## Quoted passage
★ ★ ★ ★ ★

Are we at the start of a new stage in the race to reduce livestock’s methane emissions with Asparagopsis? Steven Hermans asks this question in Phyconomy.net, now that CH4 Global, Greener Grazing and Sea Forest all recently announced they are moving from research scale to production scale.
But whether Asparagopsis truly does not affect animal health, milk and meat production adversely is still an ongoing debate, with more research needed to conclusively decide either way.
And there are other questions, such as will the Asparagopsis solution prove affordable to farmers? Also, how to get the seaweed to pasture-roaming cows? “The grass-fed system is a big one because we don’t have a solution at the moment,” says Sea Forest CEO Sam Elsom.
Meanwhile, more competitors are on the way. Students at Maastricht University in the Netherlands have modified E. coli bacteria by adding the bromoform-producing genes of Asparagopsis. The researchers expect the E. coli could then be given to livestock in capsule form just once, after which the bacteria would continue to reproduce and give off bromoform in the gut. More research is needed to prove if their thesis is correct, but if they are right, their solution would be a game changer.

★ ★ ★ ★ ★

## Data extracts
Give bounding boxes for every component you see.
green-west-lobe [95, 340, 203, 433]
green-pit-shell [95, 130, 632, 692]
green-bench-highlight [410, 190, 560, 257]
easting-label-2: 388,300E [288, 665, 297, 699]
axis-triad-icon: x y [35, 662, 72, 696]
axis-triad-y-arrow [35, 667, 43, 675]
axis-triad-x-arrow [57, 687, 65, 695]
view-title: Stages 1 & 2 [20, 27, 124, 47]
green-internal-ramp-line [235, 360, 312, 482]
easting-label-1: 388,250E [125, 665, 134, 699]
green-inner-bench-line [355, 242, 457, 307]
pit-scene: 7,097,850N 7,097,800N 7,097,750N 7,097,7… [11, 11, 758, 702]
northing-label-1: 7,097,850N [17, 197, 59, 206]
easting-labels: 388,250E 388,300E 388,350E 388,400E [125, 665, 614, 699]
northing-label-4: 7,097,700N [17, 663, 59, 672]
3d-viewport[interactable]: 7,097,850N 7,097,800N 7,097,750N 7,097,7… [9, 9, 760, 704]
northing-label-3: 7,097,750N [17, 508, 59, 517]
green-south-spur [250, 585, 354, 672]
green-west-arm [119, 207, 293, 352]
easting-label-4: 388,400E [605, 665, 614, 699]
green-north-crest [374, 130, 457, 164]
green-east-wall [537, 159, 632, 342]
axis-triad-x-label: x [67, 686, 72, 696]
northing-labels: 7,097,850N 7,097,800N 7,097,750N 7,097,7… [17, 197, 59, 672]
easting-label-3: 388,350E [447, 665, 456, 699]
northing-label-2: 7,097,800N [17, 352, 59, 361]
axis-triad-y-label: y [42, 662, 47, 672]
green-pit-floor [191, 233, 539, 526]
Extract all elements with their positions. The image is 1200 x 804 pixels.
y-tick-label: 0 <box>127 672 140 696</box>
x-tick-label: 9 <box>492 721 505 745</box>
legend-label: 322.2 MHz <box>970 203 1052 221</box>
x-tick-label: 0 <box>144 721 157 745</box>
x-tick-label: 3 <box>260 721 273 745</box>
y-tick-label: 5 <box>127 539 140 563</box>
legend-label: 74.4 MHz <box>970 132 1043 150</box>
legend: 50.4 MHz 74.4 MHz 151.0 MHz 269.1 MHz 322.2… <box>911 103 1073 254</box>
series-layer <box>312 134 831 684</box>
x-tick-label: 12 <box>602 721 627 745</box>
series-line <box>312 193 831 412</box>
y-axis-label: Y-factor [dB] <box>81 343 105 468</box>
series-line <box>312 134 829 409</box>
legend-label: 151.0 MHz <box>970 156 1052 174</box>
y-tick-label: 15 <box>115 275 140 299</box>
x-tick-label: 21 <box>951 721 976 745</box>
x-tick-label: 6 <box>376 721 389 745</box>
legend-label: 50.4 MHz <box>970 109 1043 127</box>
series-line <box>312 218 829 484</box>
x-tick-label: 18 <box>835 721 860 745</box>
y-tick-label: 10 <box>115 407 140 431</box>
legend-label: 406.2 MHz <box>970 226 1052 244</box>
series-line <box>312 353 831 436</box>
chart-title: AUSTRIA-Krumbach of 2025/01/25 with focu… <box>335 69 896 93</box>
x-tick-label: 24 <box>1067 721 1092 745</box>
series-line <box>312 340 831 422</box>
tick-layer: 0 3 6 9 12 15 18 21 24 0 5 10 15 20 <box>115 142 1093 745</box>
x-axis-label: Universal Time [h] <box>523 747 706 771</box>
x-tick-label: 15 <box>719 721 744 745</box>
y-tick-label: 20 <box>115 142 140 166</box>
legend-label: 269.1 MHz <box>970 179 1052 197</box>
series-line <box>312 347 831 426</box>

★ ★ ★ ★ ★

## Apply what you read
1. In the piece on Asparagopsis and livestock methane, why does Steven Hermans ask whether a new stage in the race has begun? Answer in one to three sentences.
2. Answer these questions about the piece on Asparagopsis and livestock methane:
(a) Who is the CEO of Sea Forest?
(b) At which university did students modify E. coli bacteria?
(c) What do the researchers expect would happen after the E. coli is given to livestock once?
3. Write the next paragraph of the piece on Asparagopsis and livestock methane, following on from its final sentence.

## Results for each task
1. He asks because CH4 Global, Greener Grazing and Sea Forest have all recently announced that they are moving from research scale to production scale.

2.
(a) Sam Elsom.
(b) Maastricht University in the Netherlands.
(c) The bacteria would keep reproducing and give off bromoform in the gut.

3.
However, the next challenge for Asparagopsis start-ups is to take their successes out of the lab and expand on them in the sea. A key difference among the early leaders is that Sea Forest and CH4 Global are working with A. armata — a cold water species native to Australia and New Zealand. Greener Grazing is working with A. taxiformis, the tropical, warm water species.
This distinction gives rise to two different business models. While CH4 Global and Sea Forest are looking to build out their own sea farms in Australia and New Zealand, Greener Grazing wants to leverage the existing knowledge and infrastructure of seaweed farming that is already present in Southeast Asia, supplying farmers with seed and know-how rather than managing operations themselves.